▸ **TASK DETAILS**
Reproduce the records. Keep every word exact and include no images.

_____

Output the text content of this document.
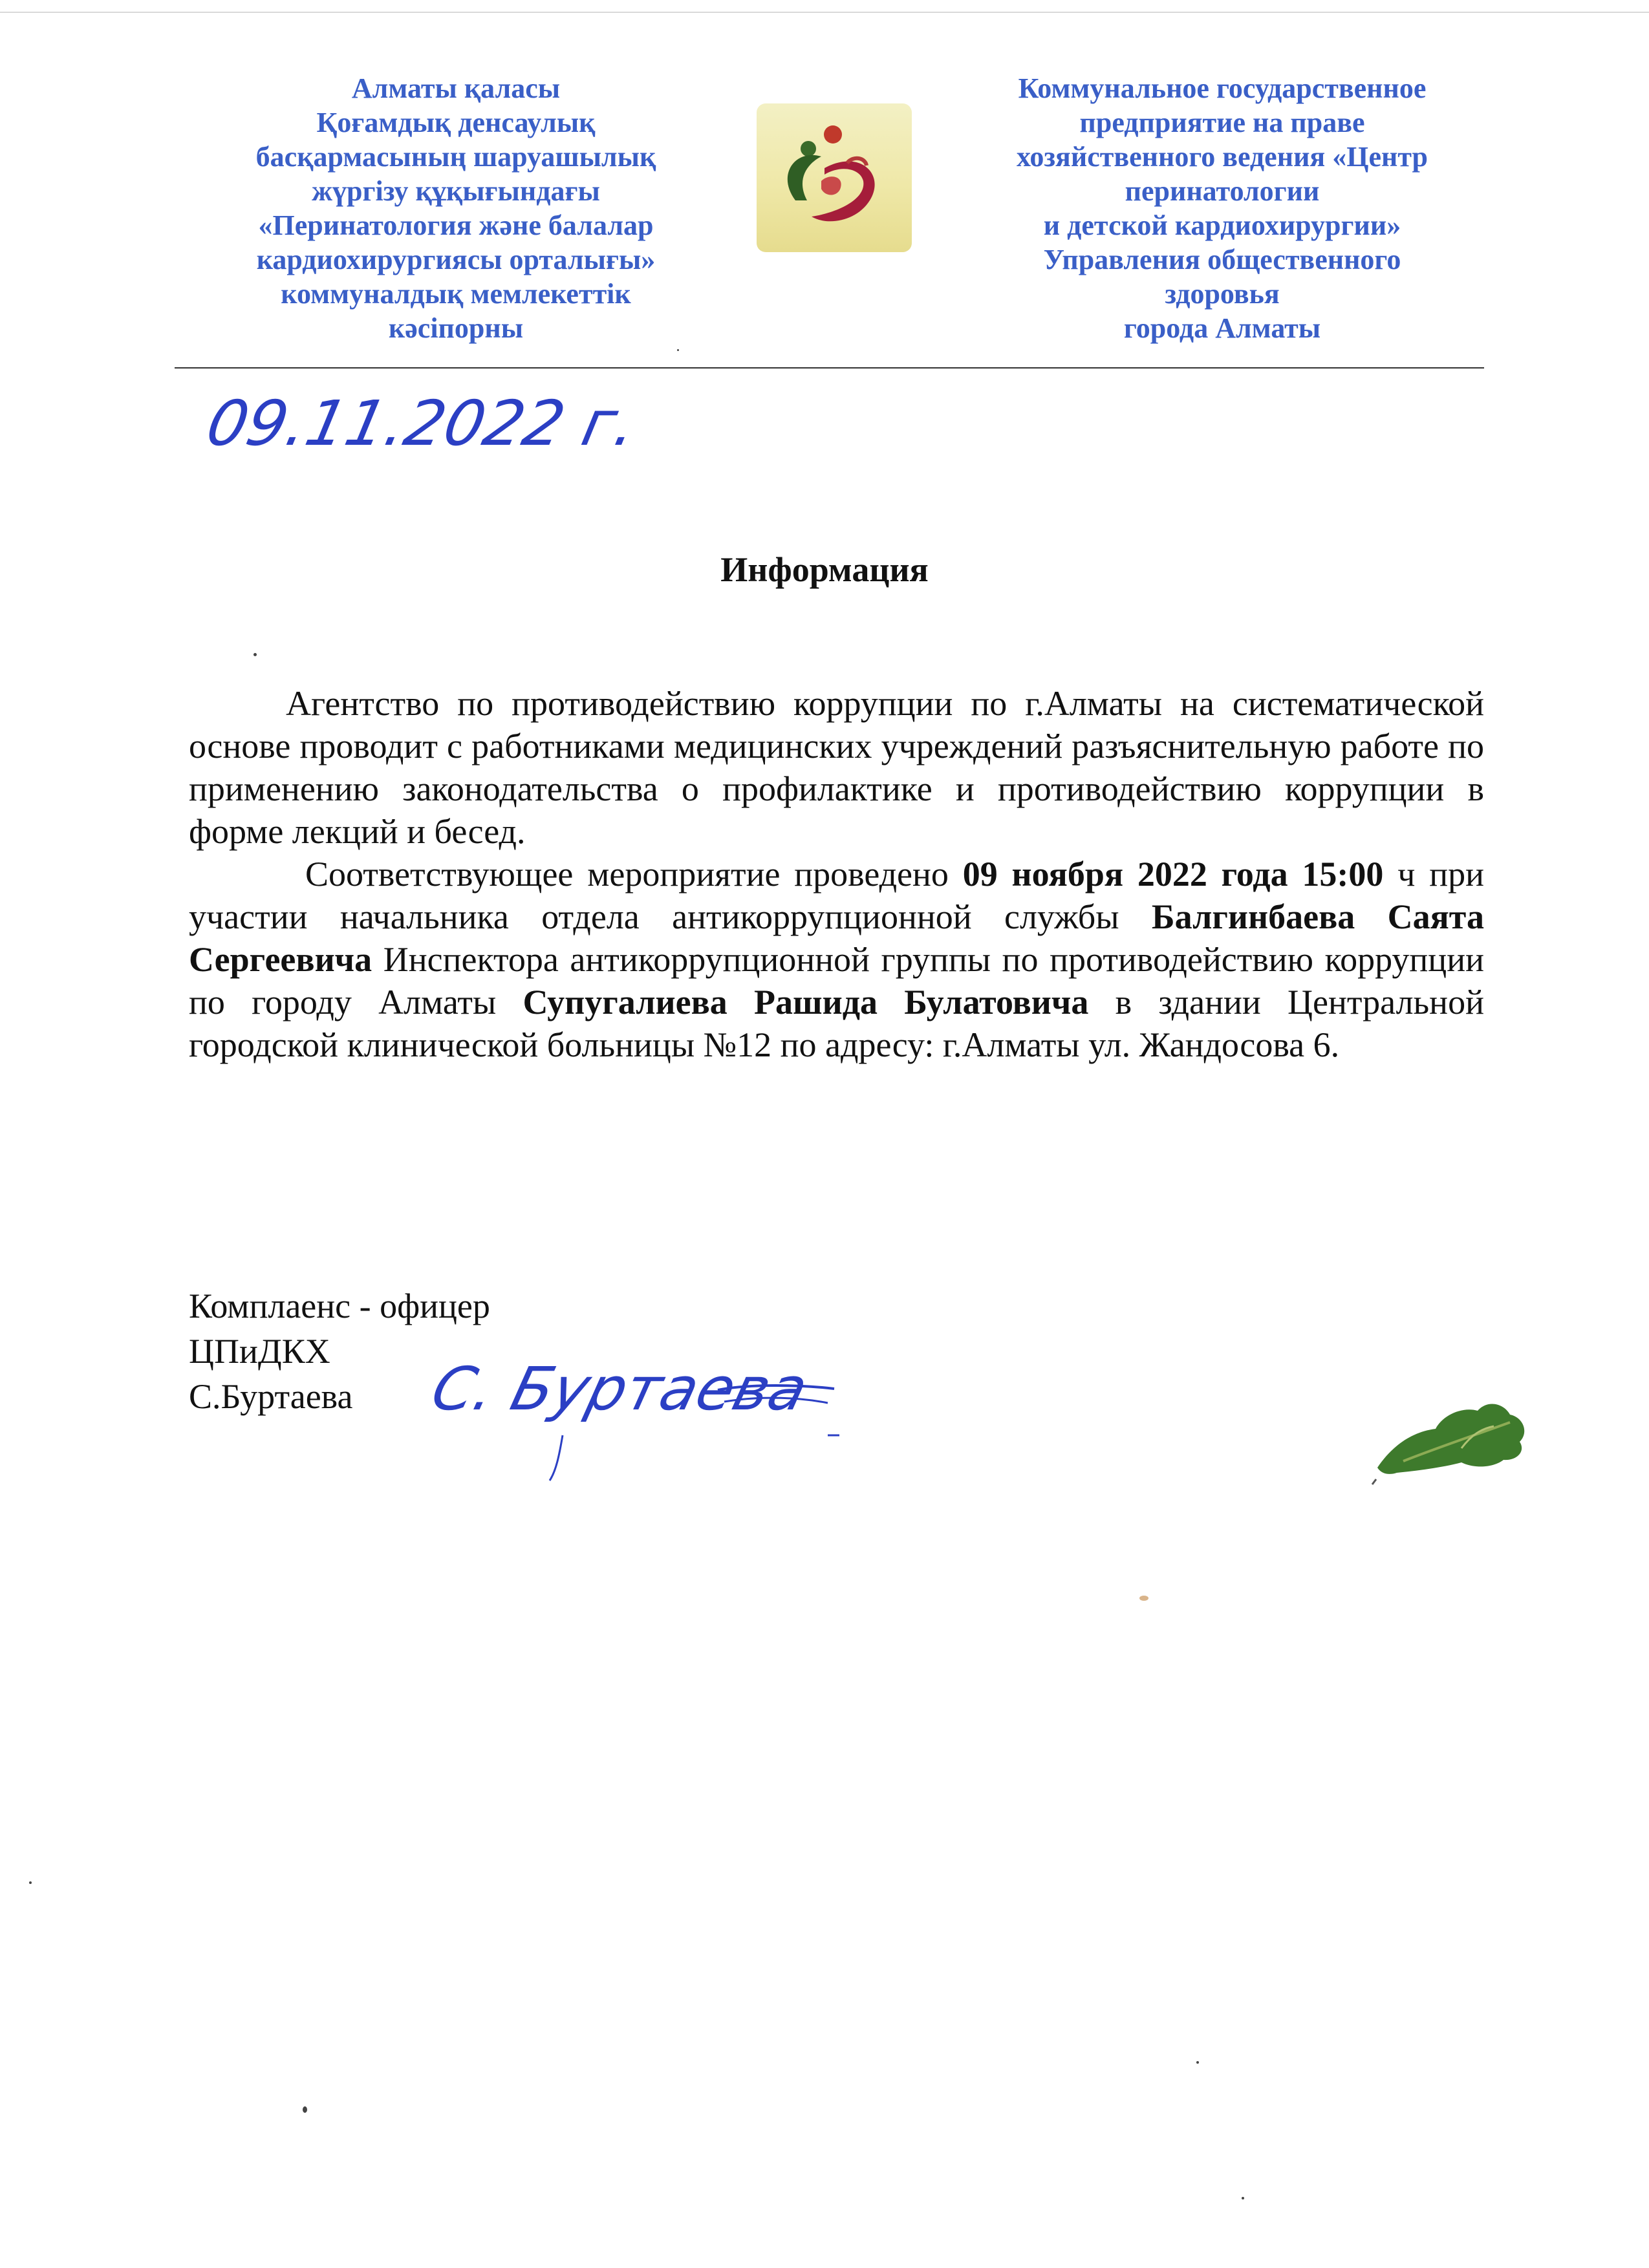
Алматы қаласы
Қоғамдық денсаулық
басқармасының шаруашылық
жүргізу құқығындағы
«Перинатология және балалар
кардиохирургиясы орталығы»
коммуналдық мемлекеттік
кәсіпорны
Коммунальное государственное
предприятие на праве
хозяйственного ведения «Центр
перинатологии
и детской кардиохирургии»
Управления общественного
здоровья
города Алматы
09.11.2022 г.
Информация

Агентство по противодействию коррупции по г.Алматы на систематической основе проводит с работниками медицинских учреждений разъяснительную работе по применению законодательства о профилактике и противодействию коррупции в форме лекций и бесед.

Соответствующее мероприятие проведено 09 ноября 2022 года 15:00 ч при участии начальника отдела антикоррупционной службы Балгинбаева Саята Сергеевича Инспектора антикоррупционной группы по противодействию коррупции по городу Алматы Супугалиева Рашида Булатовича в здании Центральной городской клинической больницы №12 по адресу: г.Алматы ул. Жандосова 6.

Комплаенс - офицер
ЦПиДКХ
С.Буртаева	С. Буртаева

_____

▸ **SOLUTION FOR THIS EXERCISE**
Output the text content of this document.
Алматы қаласы
Қоғамдық денсаулық
басқармасының шаруашылық
жүргізу құқығындағы
«Перинатология және балалар
кардиохирургиясы орталығы»
коммуналдық мемлекеттік
кәсіпорны
Коммунальное государственное
предприятие на праве
хозяйственного ведения «Центр
перинатологии
и детской кардиохирургии»
Управления общественного
здоровья
города Алматы
09.11.2022 г.
Информация

Агентство по противодействию коррупции по г.Алматы на систематической основе проводит с работниками медицинских учреждений разъяснительную работе по применению законодательства о профилактике и противодействию коррупции в форме лекций и бесед.

Соответствующее мероприятие проведено 09 ноября 2022 года 15:00 ч при участии начальника отдела антикоррупционной службы Балгинбаева Саята Сергеевича Инспектора антикоррупционной группы по противодействию коррупции по городу Алматы Супугалиева Рашида Булатовича в здании Центральной городской клинической больницы №12 по адресу: г.Алматы ул. Жандосова 6.

Комплаенс - офицер
ЦПиДКХ
С.Буртаева	С. Буртаева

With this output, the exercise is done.